* [GIVEN DATA]:
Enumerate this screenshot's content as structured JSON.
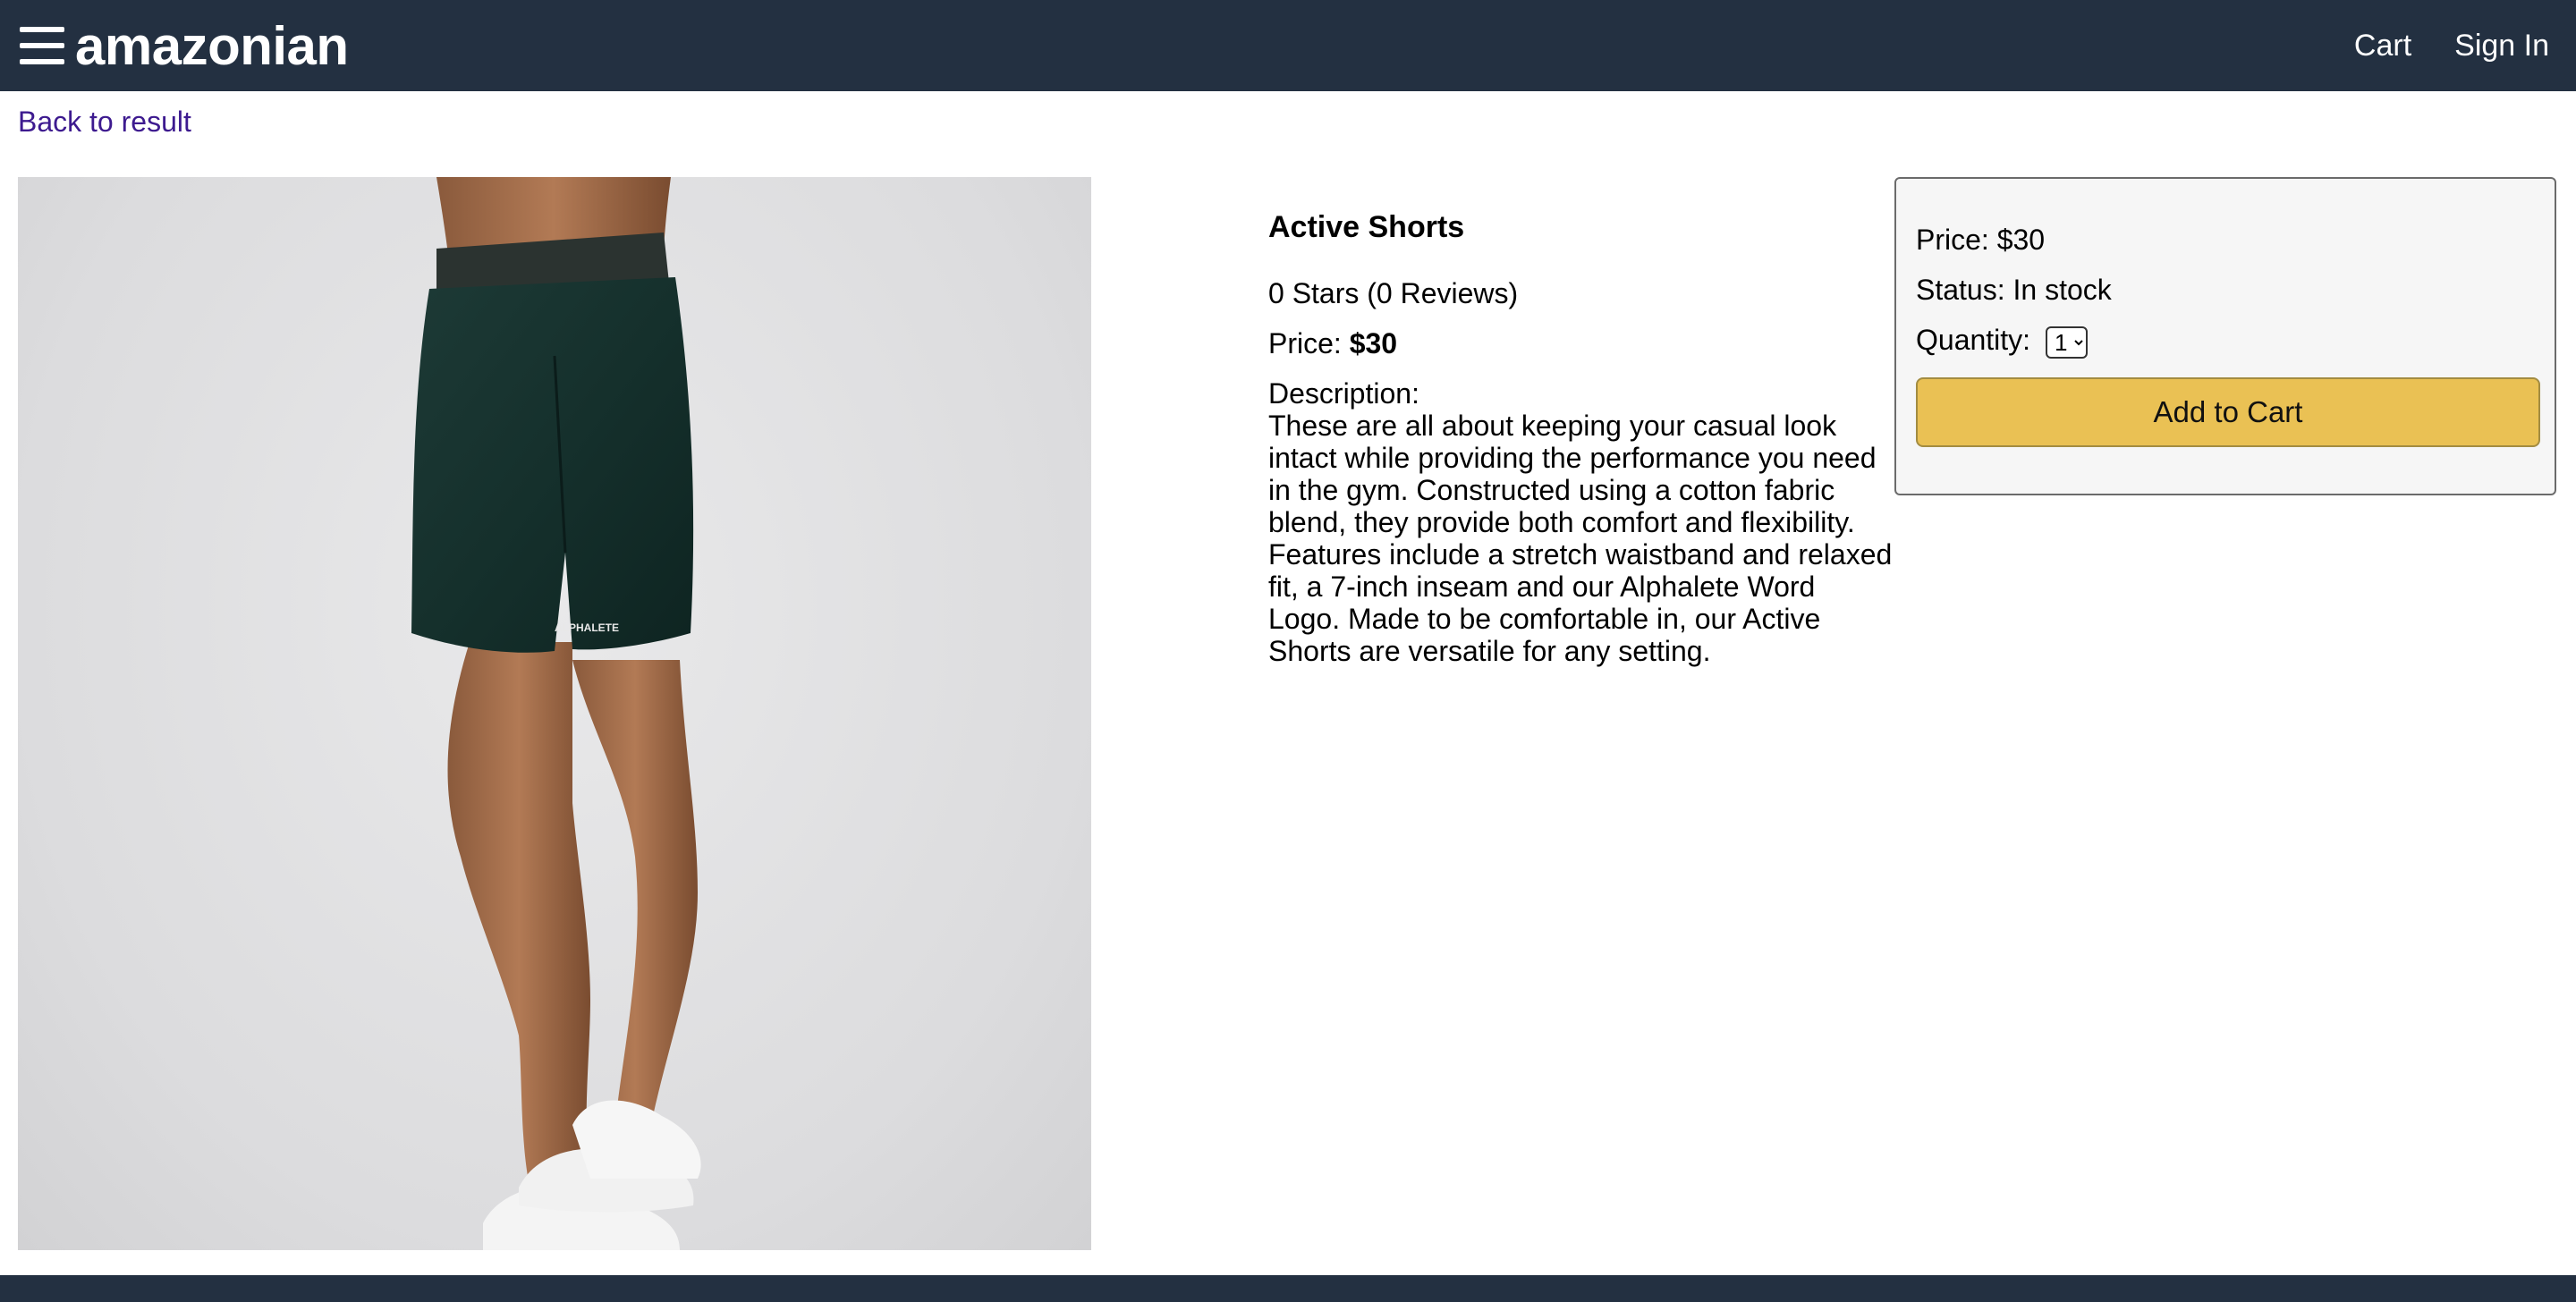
{
  "header": {
    "logo": "amazonian",
    "menu_icon": "hamburger-menu-icon",
    "links": {
      "cart": "Cart",
      "sign_in": "Sign In"
    }
  },
  "back_link": "Back to result",
  "product": {
    "title": "Active Shorts",
    "rating": "0 Stars (0 Reviews)",
    "price_label": "Price:",
    "price_value": "$30",
    "description_label": "Description:",
    "description": "These are all about keeping your casual look intact while providing the performance you need in the gym. Constructed using a cotton fabric blend, they provide both comfort and flexibility. Features include a stretch waistband and relaxed fit, a 7-inch inseam and our Alphalete Word Logo. Made to be comfortable in, our Active Shorts are versatile for any setting.",
    "image_logo_text": "ALPHALETE"
  },
  "buybox": {
    "price": "Price: $30",
    "status": "Status: In stock",
    "quantity_label": "Quantity:",
    "quantity_selected": "1",
    "add_to_cart": "Add to Cart"
  },
  "colors": {
    "nav_bg": "#233041",
    "button_bg": "#eac154",
    "link": "#3d1a8f"
  }
}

* [WHAT IS REQUIRED]:
All records must be output exactly as they are, except for the pictures, which are left out.

* [EXPECTED ANSWER]:
Enumerate this screenshot's content as structured JSON.
{
  "header": {
    "logo": "amazonian",
    "menu_icon": "hamburger-menu-icon",
    "links": {
      "cart": "Cart",
      "sign_in": "Sign In"
    }
  },
  "back_link": "Back to result",
  "product": {
    "title": "Active Shorts",
    "rating": "0 Stars (0 Reviews)",
    "price_label": "Price:",
    "price_value": "$30",
    "description_label": "Description:",
    "description": "These are all about keeping your casual look intact while providing the performance you need in the gym. Constructed using a cotton fabric blend, they provide both comfort and flexibility. Features include a stretch waistband and relaxed fit, a 7-inch inseam and our Alphalete Word Logo. Made to be comfortable in, our Active Shorts are versatile for any setting.",
    "image_logo_text": "ALPHALETE"
  },
  "buybox": {
    "price": "Price: $30",
    "status": "Status: In stock",
    "quantity_label": "Quantity:",
    "quantity_selected": "1",
    "add_to_cart": "Add to Cart"
  },
  "colors": {
    "nav_bg": "#233041",
    "button_bg": "#eac154",
    "link": "#3d1a8f"
  }
}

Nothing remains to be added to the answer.